EXERCISE » List every line below containing "Aggregator".

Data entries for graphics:
>> BEGIN

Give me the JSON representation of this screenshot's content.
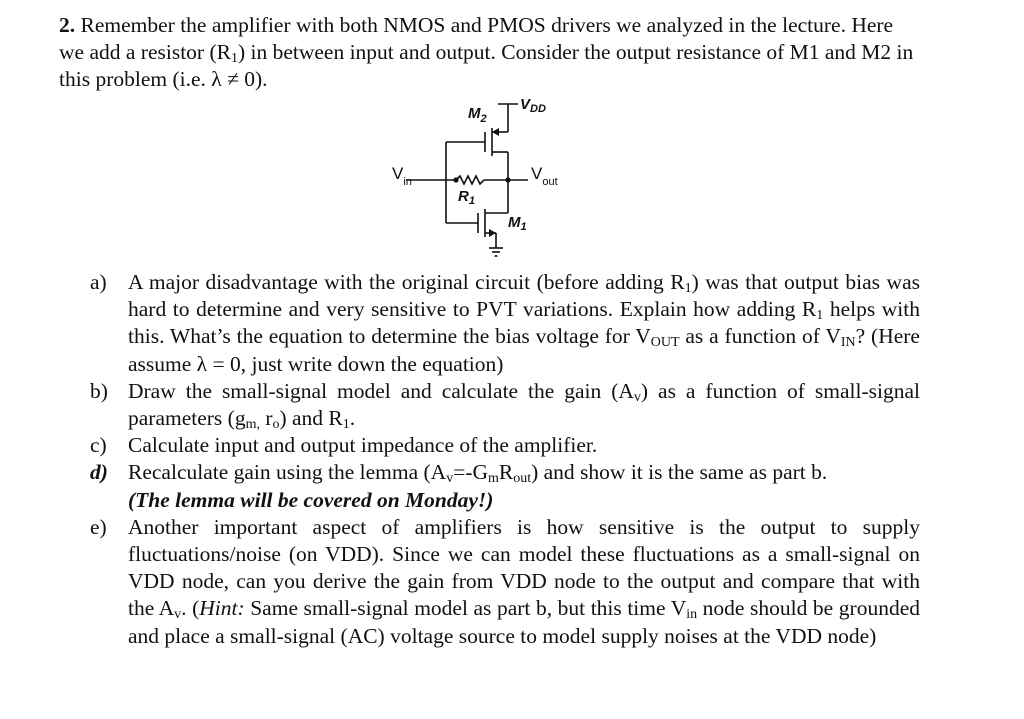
{
  "problem": {
    "number": "2.",
    "text1": "Remember the amplifier with both NMOS and PMOS drivers we analyzed in the lecture. Here we add a resistor (R",
    "text1_sub": "1",
    "text2": ") in between input and output. Consider the output resistance of M1 and M2 in this problem (i.e. λ ≠ 0)."
  },
  "circuit": {
    "vdd_label": "V",
    "vdd_sub": "DD",
    "m2_label": "M",
    "m2_sub": "2",
    "vin_label": "V",
    "vin_sub": "in",
    "vout_label": "V",
    "vout_sub": "out",
    "r1_label": "R",
    "r1_sub": "1",
    "m1_label": "M",
    "m1_sub": "1"
  },
  "parts": {
    "a": {
      "label": "a)",
      "t1": "A major disadvantage with the original circuit (before adding R",
      "s1": "1",
      "t2": ") was that output bias was hard to determine and very sensitive to PVT variations. Explain how adding R",
      "s2": "1",
      "t3": " helps with this. What’s the equation to determine the bias voltage for V",
      "s3": "OUT",
      "t4": " as a function of V",
      "s4": "IN",
      "t5": "? (Here assume λ = 0, just write down the equation)"
    },
    "b": {
      "label": "b)",
      "t1": "Draw the small-signal model and calculate the gain (A",
      "s1": "v",
      "t2": ") as a function of small-signal parameters (g",
      "s2": "m,",
      "t3": " r",
      "s3": "o",
      "t4": ") and R",
      "s4": "1",
      "t5": "."
    },
    "c": {
      "label": "c)",
      "t1": "Calculate input and output impedance of the amplifier."
    },
    "d": {
      "label": "d)",
      "t1": "Recalculate gain using the lemma (A",
      "s1": "v",
      "t2": "=-G",
      "s2": "m",
      "t3": "R",
      "s3": "out",
      "t4": ") and show it is the same as part b.",
      "note": "(The lemma will be covered on Monday!)"
    },
    "e": {
      "label": "e)",
      "t1": "Another important aspect of amplifiers is how sensitive is the output to supply fluctuations/noise (on VDD). Since we can model these fluctuations as a small-signal on VDD node, can you derive the gain from VDD node to the output and compare that with the A",
      "s1": "v",
      "t2": ". (",
      "hint": "Hint:",
      "t3": " Same small-signal model as part b, but this time V",
      "s3": "in",
      "t4": " node should be grounded and place a small-signal (AC) voltage source to model supply noises at the VDD node)"
    }
  }
}
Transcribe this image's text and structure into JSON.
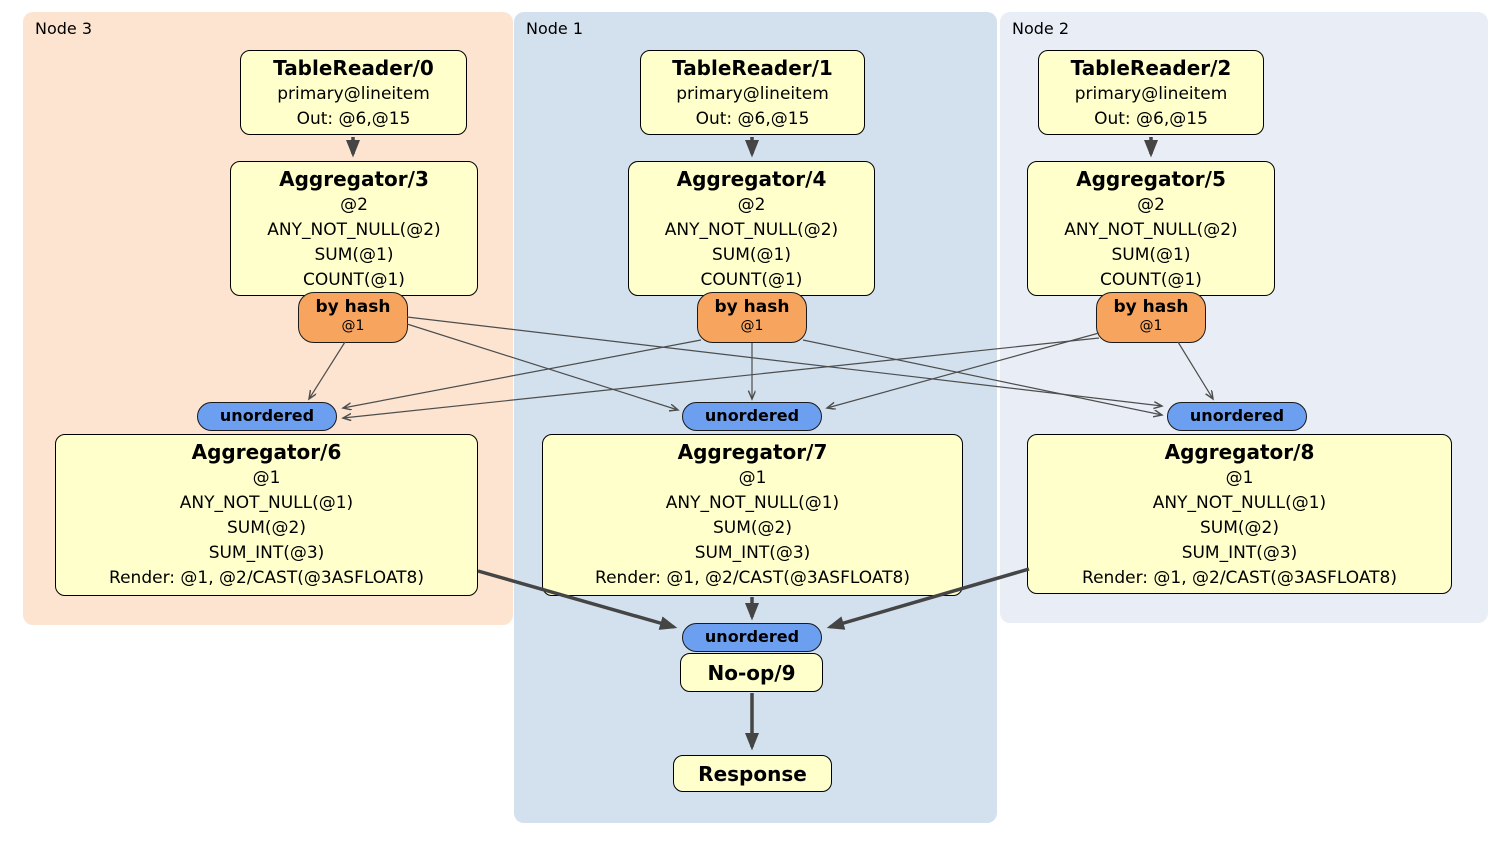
{
  "colors": {
    "panel_node3": "#fce4d1",
    "panel_node1": "#d3e1ee",
    "panel_node2": "#e9eef6",
    "processor_fill": "#ffffcc",
    "router_fill": "#f7a45f",
    "sync_fill": "#6d9ff0",
    "edge_thin": "#4d4d4d",
    "edge_thick": "#454545"
  },
  "panels": [
    {
      "label": "Node 3"
    },
    {
      "label": "Node 1"
    },
    {
      "label": "Node 2"
    }
  ],
  "processors": {
    "tr0": {
      "title": "TableReader/0",
      "lines": [
        "primary@lineitem",
        "Out: @6,@15"
      ]
    },
    "tr1": {
      "title": "TableReader/1",
      "lines": [
        "primary@lineitem",
        "Out: @6,@15"
      ]
    },
    "tr2": {
      "title": "TableReader/2",
      "lines": [
        "primary@lineitem",
        "Out: @6,@15"
      ]
    },
    "agg3": {
      "title": "Aggregator/3",
      "lines": [
        "@2",
        "ANY_NOT_NULL(@2)",
        "SUM(@1)",
        "COUNT(@1)"
      ]
    },
    "agg4": {
      "title": "Aggregator/4",
      "lines": [
        "@2",
        "ANY_NOT_NULL(@2)",
        "SUM(@1)",
        "COUNT(@1)"
      ]
    },
    "agg5": {
      "title": "Aggregator/5",
      "lines": [
        "@2",
        "ANY_NOT_NULL(@2)",
        "SUM(@1)",
        "COUNT(@1)"
      ]
    },
    "agg6": {
      "title": "Aggregator/6",
      "lines": [
        "@1",
        "ANY_NOT_NULL(@1)",
        "SUM(@2)",
        "SUM_INT(@3)",
        "Render: @1, @2/CAST(@3ASFLOAT8)"
      ]
    },
    "agg7": {
      "title": "Aggregator/7",
      "lines": [
        "@1",
        "ANY_NOT_NULL(@1)",
        "SUM(@2)",
        "SUM_INT(@3)",
        "Render: @1, @2/CAST(@3ASFLOAT8)"
      ]
    },
    "agg8": {
      "title": "Aggregator/8",
      "lines": [
        "@1",
        "ANY_NOT_NULL(@1)",
        "SUM(@2)",
        "SUM_INT(@3)",
        "Render: @1, @2/CAST(@3ASFLOAT8)"
      ]
    },
    "noop": {
      "title": "No-op/9"
    },
    "response": {
      "title": "Response"
    }
  },
  "routers": {
    "node3": {
      "label": "by hash",
      "key": "@1"
    },
    "node1": {
      "label": "by hash",
      "key": "@1"
    },
    "node2": {
      "label": "by hash",
      "key": "@1"
    }
  },
  "syncs": {
    "node3": {
      "label": "unordered"
    },
    "node1": {
      "label": "unordered"
    },
    "node2": {
      "label": "unordered"
    },
    "final": {
      "label": "unordered"
    }
  }
}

>> END

EXPECTED OUTPUT »
      "title": "Aggregator/3",
      "title": "Aggregator/4",
      "title": "Aggregator/5",
      "title": "Aggregator/6",
      "title": "Aggregator/7",
      "title": "Aggregator/8",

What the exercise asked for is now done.